§ EXERCISE DESCRIPTION
Copy out each line exactly as it appears.

§ SUPPLIED DATA
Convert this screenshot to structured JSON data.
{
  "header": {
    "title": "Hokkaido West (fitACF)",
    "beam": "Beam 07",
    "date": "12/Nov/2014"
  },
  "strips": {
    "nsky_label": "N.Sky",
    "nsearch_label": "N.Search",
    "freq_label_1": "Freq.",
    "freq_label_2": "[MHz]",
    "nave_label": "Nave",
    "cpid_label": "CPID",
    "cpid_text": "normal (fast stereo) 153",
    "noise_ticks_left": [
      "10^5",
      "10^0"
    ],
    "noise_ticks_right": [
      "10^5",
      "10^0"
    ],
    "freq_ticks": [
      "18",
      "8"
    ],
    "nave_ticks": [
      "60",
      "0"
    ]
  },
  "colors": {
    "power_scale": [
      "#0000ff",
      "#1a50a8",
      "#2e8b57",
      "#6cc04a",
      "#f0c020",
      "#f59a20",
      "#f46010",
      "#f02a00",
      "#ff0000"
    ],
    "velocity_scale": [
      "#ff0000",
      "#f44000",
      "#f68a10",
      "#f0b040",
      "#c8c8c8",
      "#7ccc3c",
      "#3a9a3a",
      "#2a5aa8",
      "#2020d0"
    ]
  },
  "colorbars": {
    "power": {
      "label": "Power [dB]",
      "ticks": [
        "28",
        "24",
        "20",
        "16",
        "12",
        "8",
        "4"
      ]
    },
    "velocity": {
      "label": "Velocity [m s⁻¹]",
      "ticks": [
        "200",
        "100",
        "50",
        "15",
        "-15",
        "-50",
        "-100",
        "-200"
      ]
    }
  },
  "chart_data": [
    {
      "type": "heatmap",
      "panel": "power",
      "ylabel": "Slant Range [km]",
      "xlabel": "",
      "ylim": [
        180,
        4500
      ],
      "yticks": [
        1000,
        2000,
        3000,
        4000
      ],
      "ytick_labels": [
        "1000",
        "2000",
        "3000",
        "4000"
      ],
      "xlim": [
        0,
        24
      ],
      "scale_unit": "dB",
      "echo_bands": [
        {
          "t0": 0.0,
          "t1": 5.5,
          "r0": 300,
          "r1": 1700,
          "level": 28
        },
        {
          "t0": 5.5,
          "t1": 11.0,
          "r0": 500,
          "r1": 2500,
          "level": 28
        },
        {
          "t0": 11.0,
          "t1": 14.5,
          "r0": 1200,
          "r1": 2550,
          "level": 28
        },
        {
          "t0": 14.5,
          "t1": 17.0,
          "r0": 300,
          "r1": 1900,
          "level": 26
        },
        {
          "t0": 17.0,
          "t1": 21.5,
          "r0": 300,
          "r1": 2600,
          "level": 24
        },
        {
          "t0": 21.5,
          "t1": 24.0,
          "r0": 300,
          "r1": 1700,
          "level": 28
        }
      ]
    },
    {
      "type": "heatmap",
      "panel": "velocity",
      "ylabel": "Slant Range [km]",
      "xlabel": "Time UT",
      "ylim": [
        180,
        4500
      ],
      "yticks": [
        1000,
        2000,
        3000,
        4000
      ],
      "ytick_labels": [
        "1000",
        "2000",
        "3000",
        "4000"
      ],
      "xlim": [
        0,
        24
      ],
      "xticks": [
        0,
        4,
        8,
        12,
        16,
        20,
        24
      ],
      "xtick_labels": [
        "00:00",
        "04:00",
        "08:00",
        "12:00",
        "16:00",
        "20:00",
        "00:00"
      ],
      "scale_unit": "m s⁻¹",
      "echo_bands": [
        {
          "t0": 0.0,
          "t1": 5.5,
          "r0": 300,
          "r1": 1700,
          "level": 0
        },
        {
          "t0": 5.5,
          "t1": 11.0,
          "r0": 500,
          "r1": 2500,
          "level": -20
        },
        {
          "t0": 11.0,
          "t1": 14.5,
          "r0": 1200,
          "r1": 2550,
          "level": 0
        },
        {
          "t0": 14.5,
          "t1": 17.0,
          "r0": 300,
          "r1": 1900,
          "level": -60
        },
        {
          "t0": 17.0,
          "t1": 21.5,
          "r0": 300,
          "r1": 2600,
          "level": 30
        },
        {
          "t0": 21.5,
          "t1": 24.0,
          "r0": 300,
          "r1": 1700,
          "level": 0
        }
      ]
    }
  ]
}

§ THE RESULT
Convert this screenshot to structured JSON data.
{
  "header": {
    "title": "Hokkaido West (fitACF)",
    "beam": "Beam 07",
    "date": "12/Nov/2014"
  },
  "strips": {
    "nsky_label": "N.Sky",
    "nsearch_label": "N.Search",
    "freq_label_1": "Freq.",
    "freq_label_2": "[MHz]",
    "nave_label": "Nave",
    "cpid_label": "CPID",
    "cpid_text": "normal (fast stereo) 153",
    "noise_ticks_left": [
      "10^5",
      "10^0"
    ],
    "noise_ticks_right": [
      "10^5",
      "10^0"
    ],
    "freq_ticks": [
      "18",
      "8"
    ],
    "nave_ticks": [
      "60",
      "0"
    ]
  },
  "colors": {
    "power_scale": [
      "#0000ff",
      "#1a50a8",
      "#2e8b57",
      "#6cc04a",
      "#f0c020",
      "#f59a20",
      "#f46010",
      "#f02a00",
      "#ff0000"
    ],
    "velocity_scale": [
      "#ff0000",
      "#f44000",
      "#f68a10",
      "#f0b040",
      "#c8c8c8",
      "#7ccc3c",
      "#3a9a3a",
      "#2a5aa8",
      "#2020d0"
    ]
  },
  "colorbars": {
    "power": {
      "label": "Power [dB]",
      "ticks": [
        "28",
        "24",
        "20",
        "16",
        "12",
        "8",
        "4"
      ]
    },
    "velocity": {
      "label": "Velocity [m s⁻¹]",
      "ticks": [
        "200",
        "100",
        "50",
        "15",
        "-15",
        "-50",
        "-100",
        "-200"
      ]
    }
  },
  "chart_data": [
    {
      "type": "heatmap",
      "panel": "power",
      "ylabel": "Slant Range [km]",
      "xlabel": "",
      "ylim": [
        180,
        4500
      ],
      "yticks": [
        1000,
        2000,
        3000,
        4000
      ],
      "ytick_labels": [
        "1000",
        "2000",
        "3000",
        "4000"
      ],
      "xlim": [
        0,
        24
      ],
      "scale_unit": "dB",
      "echo_bands": [
        {
          "t0": 0.0,
          "t1": 5.5,
          "r0": 300,
          "r1": 1700,
          "level": 28
        },
        {
          "t0": 5.5,
          "t1": 11.0,
          "r0": 500,
          "r1": 2500,
          "level": 28
        },
        {
          "t0": 11.0,
          "t1": 14.5,
          "r0": 1200,
          "r1": 2550,
          "level": 28
        },
        {
          "t0": 14.5,
          "t1": 17.0,
          "r0": 300,
          "r1": 1900,
          "level": 26
        },
        {
          "t0": 17.0,
          "t1": 21.5,
          "r0": 300,
          "r1": 2600,
          "level": 24
        },
        {
          "t0": 21.5,
          "t1": 24.0,
          "r0": 300,
          "r1": 1700,
          "level": 28
        }
      ]
    },
    {
      "type": "heatmap",
      "panel": "velocity",
      "ylabel": "Slant Range [km]",
      "xlabel": "Time UT",
      "ylim": [
        180,
        4500
      ],
      "yticks": [
        1000,
        2000,
        3000,
        4000
      ],
      "ytick_labels": [
        "1000",
        "2000",
        "3000",
        "4000"
      ],
      "xlim": [
        0,
        24
      ],
      "xticks": [
        0,
        4,
        8,
        12,
        16,
        20,
        24
      ],
      "xtick_labels": [
        "00:00",
        "04:00",
        "08:00",
        "12:00",
        "16:00",
        "20:00",
        "00:00"
      ],
      "scale_unit": "m s⁻¹",
      "echo_bands": [
        {
          "t0": 0.0,
          "t1": 5.5,
          "r0": 300,
          "r1": 1700,
          "level": 0
        },
        {
          "t0": 5.5,
          "t1": 11.0,
          "r0": 500,
          "r1": 2500,
          "level": -20
        },
        {
          "t0": 11.0,
          "t1": 14.5,
          "r0": 1200,
          "r1": 2550,
          "level": 0
        },
        {
          "t0": 14.5,
          "t1": 17.0,
          "r0": 300,
          "r1": 1900,
          "level": -60
        },
        {
          "t0": 17.0,
          "t1": 21.5,
          "r0": 300,
          "r1": 2600,
          "level": 30
        },
        {
          "t0": 21.5,
          "t1": 24.0,
          "r0": 300,
          "r1": 1700,
          "level": 0
        }
      ]
    }
  ]
}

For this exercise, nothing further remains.